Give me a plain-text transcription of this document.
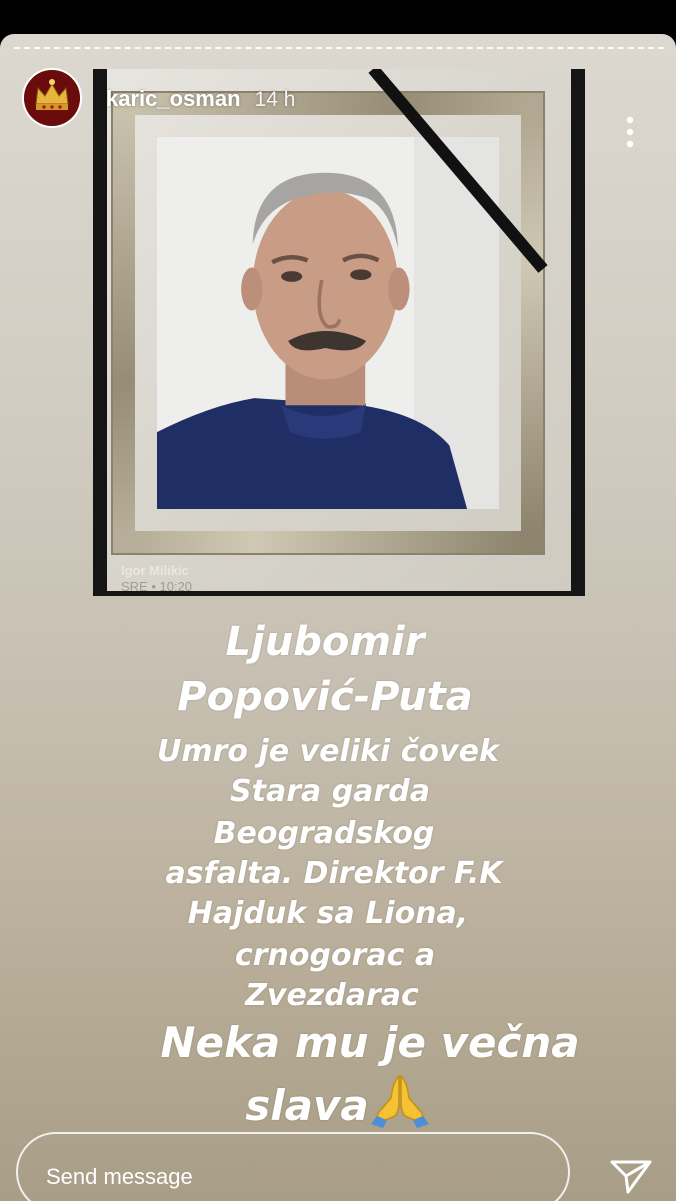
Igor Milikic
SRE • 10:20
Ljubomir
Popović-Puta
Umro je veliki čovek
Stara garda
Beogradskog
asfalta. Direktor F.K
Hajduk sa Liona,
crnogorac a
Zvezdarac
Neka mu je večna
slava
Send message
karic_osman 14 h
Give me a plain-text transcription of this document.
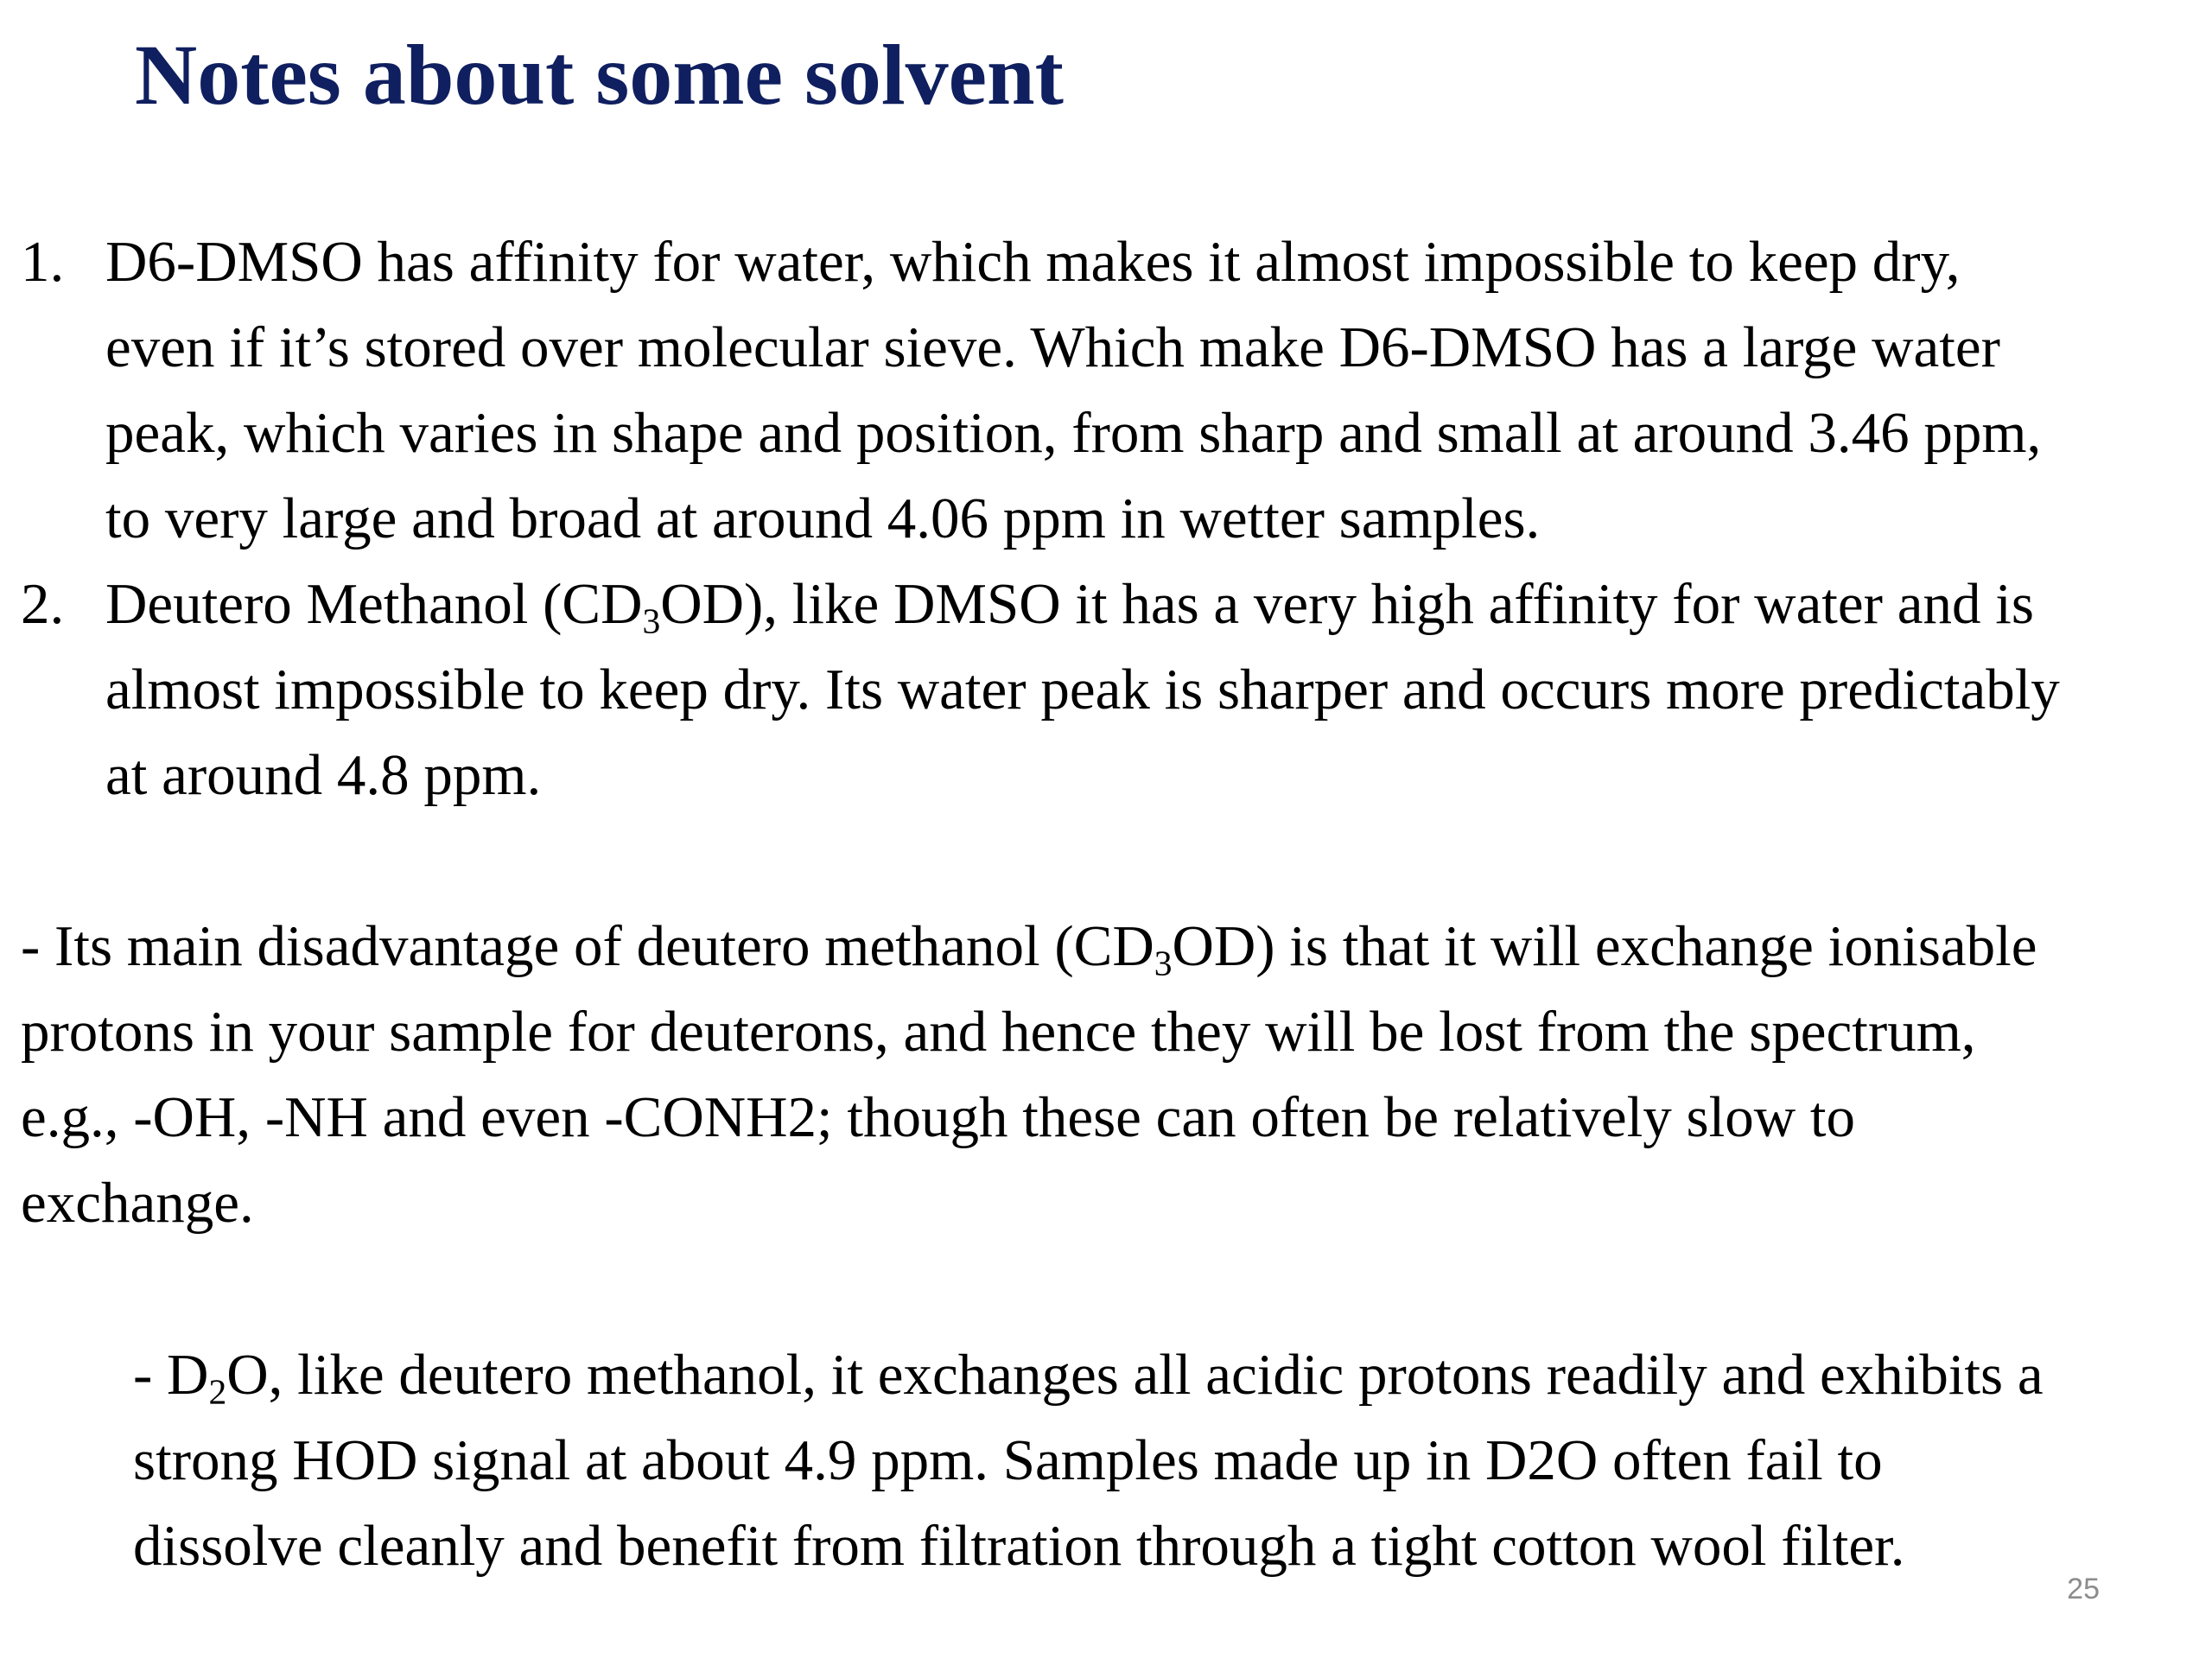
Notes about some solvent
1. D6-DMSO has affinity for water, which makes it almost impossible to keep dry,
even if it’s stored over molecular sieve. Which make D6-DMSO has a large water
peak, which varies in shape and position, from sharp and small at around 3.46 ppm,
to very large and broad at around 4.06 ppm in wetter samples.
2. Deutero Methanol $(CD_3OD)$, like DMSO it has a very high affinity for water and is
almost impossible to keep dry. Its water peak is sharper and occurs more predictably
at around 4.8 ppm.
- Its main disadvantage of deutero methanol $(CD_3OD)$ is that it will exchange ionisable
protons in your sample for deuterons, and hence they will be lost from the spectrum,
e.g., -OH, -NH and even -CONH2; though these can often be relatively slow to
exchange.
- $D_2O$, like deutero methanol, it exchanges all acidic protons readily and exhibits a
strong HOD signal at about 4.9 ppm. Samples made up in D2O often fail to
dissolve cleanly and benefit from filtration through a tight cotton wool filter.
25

**OBJECTIVE**
Each record above is to be restated exactly, with its pictures removed from the copy.

**SOLUTION TO THIS TASK**
Give me a plain-text transcription of this document.
Igor Milikic
SRE • 10:20
Ljubomir
Popović-Puta
Umro je veliki čovek
Stara garda
Beogradskog
asfalta. Direktor F.K
Hajduk sa Liona,
crnogorac a
Zvezdarac
Neka mu je večna
slava
Send message
karic_osman 14 h
Give me a plain-text transcription of this document.
Notes about some solvent
1. D6-DMSO has affinity for water, which makes it almost impossible to keep dry,
even if it’s stored over molecular sieve. Which make D6-DMSO has a large water
peak, which varies in shape and position, from sharp and small at around 3.46 ppm,
to very large and broad at around 4.06 ppm in wetter samples.
2. Deutero Methanol $(CD_3OD)$, like DMSO it has a very high affinity for water and is
almost impossible to keep dry. Its water peak is sharper and occurs more predictably
at around 4.8 ppm.
- Its main disadvantage of deutero methanol $(CD_3OD)$ is that it will exchange ionisable
protons in your sample for deuterons, and hence they will be lost from the spectrum,
e.g., -OH, -NH and even -CONH2; though these can often be relatively slow to
exchange.
- $D_2O$, like deutero methanol, it exchanges all acidic protons readily and exhibits a
strong HOD signal at about 4.9 ppm. Samples made up in D2O often fail to
dissolve cleanly and benefit from filtration through a tight cotton wool filter.
25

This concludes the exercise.